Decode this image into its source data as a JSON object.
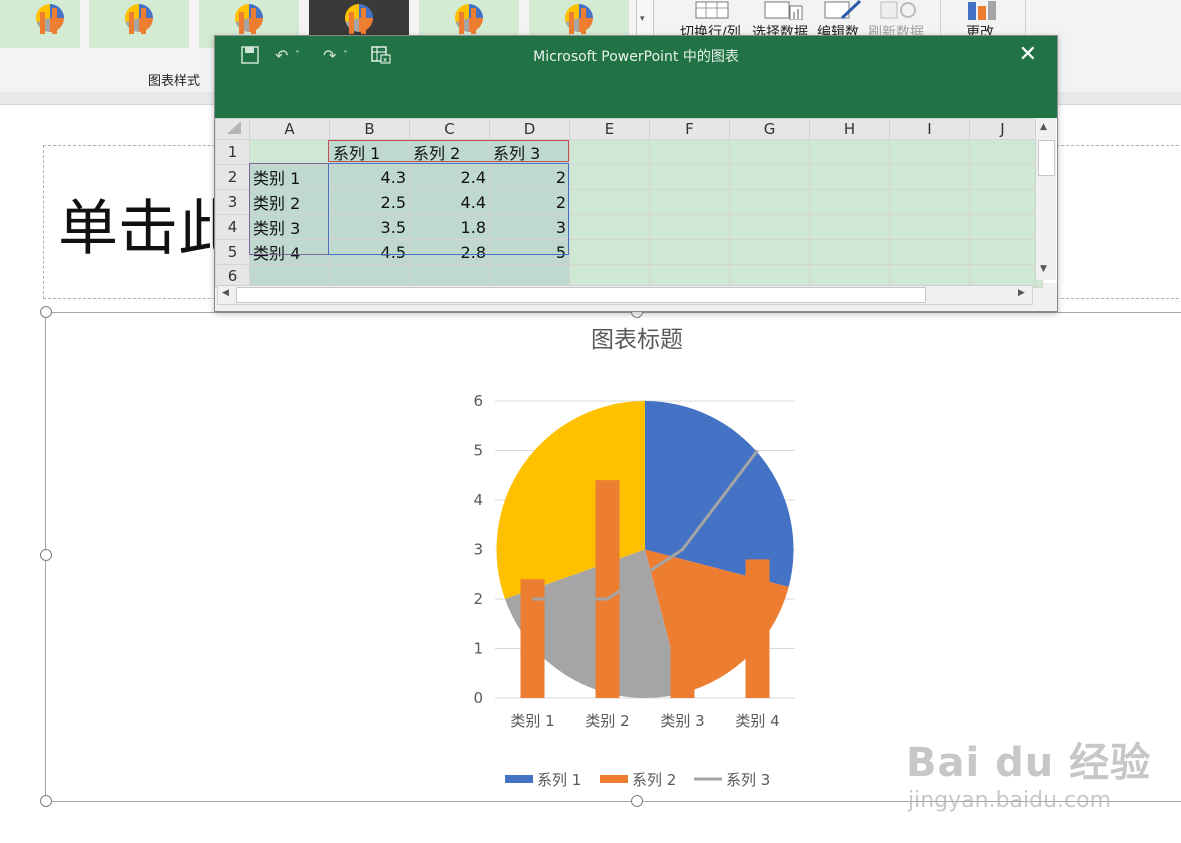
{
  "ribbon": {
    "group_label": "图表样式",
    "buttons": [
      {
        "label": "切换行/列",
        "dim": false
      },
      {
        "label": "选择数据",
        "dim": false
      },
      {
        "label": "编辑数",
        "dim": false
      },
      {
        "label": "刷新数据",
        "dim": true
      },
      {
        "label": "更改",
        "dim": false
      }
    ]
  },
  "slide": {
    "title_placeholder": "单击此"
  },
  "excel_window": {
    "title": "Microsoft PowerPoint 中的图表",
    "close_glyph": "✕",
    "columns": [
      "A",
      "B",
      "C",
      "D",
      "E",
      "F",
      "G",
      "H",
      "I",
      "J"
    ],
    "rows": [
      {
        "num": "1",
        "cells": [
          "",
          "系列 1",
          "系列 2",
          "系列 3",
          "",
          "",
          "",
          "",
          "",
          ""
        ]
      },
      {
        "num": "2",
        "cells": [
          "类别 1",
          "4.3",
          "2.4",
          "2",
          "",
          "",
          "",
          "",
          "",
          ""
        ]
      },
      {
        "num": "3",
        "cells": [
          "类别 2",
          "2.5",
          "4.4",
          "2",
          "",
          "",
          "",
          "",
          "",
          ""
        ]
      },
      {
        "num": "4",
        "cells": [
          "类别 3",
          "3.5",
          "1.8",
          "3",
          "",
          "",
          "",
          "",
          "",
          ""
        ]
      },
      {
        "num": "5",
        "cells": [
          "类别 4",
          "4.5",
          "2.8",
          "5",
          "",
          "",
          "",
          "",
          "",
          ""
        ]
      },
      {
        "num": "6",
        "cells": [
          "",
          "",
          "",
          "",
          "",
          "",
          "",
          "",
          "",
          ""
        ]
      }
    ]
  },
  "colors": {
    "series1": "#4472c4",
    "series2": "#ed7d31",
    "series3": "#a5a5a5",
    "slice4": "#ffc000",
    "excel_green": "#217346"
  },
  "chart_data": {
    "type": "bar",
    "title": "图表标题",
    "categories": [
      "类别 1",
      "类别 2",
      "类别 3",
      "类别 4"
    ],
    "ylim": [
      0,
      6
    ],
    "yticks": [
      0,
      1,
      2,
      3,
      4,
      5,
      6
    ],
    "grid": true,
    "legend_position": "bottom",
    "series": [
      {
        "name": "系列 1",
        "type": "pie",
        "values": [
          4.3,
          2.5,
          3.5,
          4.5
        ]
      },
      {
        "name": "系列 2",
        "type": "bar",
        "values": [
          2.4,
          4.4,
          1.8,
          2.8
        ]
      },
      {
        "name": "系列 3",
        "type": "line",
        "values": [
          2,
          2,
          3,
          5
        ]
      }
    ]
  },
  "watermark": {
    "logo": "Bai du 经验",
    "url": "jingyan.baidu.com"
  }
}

#####

## TASK DESCRIPTION
Repeat the data exactly, excluding the pictures.

## SOLUTION TO THIS EXERCISE
Decode this image into its source data as a JSON object.
{
  "ribbon": {
    "group_label": "图表样式",
    "buttons": [
      {
        "label": "切换行/列",
        "dim": false
      },
      {
        "label": "选择数据",
        "dim": false
      },
      {
        "label": "编辑数",
        "dim": false
      },
      {
        "label": "刷新数据",
        "dim": true
      },
      {
        "label": "更改",
        "dim": false
      }
    ]
  },
  "slide": {
    "title_placeholder": "单击此"
  },
  "excel_window": {
    "title": "Microsoft PowerPoint 中的图表",
    "close_glyph": "✕",
    "columns": [
      "A",
      "B",
      "C",
      "D",
      "E",
      "F",
      "G",
      "H",
      "I",
      "J"
    ],
    "rows": [
      {
        "num": "1",
        "cells": [
          "",
          "系列 1",
          "系列 2",
          "系列 3",
          "",
          "",
          "",
          "",
          "",
          ""
        ]
      },
      {
        "num": "2",
        "cells": [
          "类别 1",
          "4.3",
          "2.4",
          "2",
          "",
          "",
          "",
          "",
          "",
          ""
        ]
      },
      {
        "num": "3",
        "cells": [
          "类别 2",
          "2.5",
          "4.4",
          "2",
          "",
          "",
          "",
          "",
          "",
          ""
        ]
      },
      {
        "num": "4",
        "cells": [
          "类别 3",
          "3.5",
          "1.8",
          "3",
          "",
          "",
          "",
          "",
          "",
          ""
        ]
      },
      {
        "num": "5",
        "cells": [
          "类别 4",
          "4.5",
          "2.8",
          "5",
          "",
          "",
          "",
          "",
          "",
          ""
        ]
      },
      {
        "num": "6",
        "cells": [
          "",
          "",
          "",
          "",
          "",
          "",
          "",
          "",
          "",
          ""
        ]
      }
    ]
  },
  "colors": {
    "series1": "#4472c4",
    "series2": "#ed7d31",
    "series3": "#a5a5a5",
    "slice4": "#ffc000",
    "excel_green": "#217346"
  },
  "chart_data": {
    "type": "bar",
    "title": "图表标题",
    "categories": [
      "类别 1",
      "类别 2",
      "类别 3",
      "类别 4"
    ],
    "ylim": [
      0,
      6
    ],
    "yticks": [
      0,
      1,
      2,
      3,
      4,
      5,
      6
    ],
    "grid": true,
    "legend_position": "bottom",
    "series": [
      {
        "name": "系列 1",
        "type": "pie",
        "values": [
          4.3,
          2.5,
          3.5,
          4.5
        ]
      },
      {
        "name": "系列 2",
        "type": "bar",
        "values": [
          2.4,
          4.4,
          1.8,
          2.8
        ]
      },
      {
        "name": "系列 3",
        "type": "line",
        "values": [
          2,
          2,
          3,
          5
        ]
      }
    ]
  },
  "watermark": {
    "logo": "Bai du 经验",
    "url": "jingyan.baidu.com"
  }
}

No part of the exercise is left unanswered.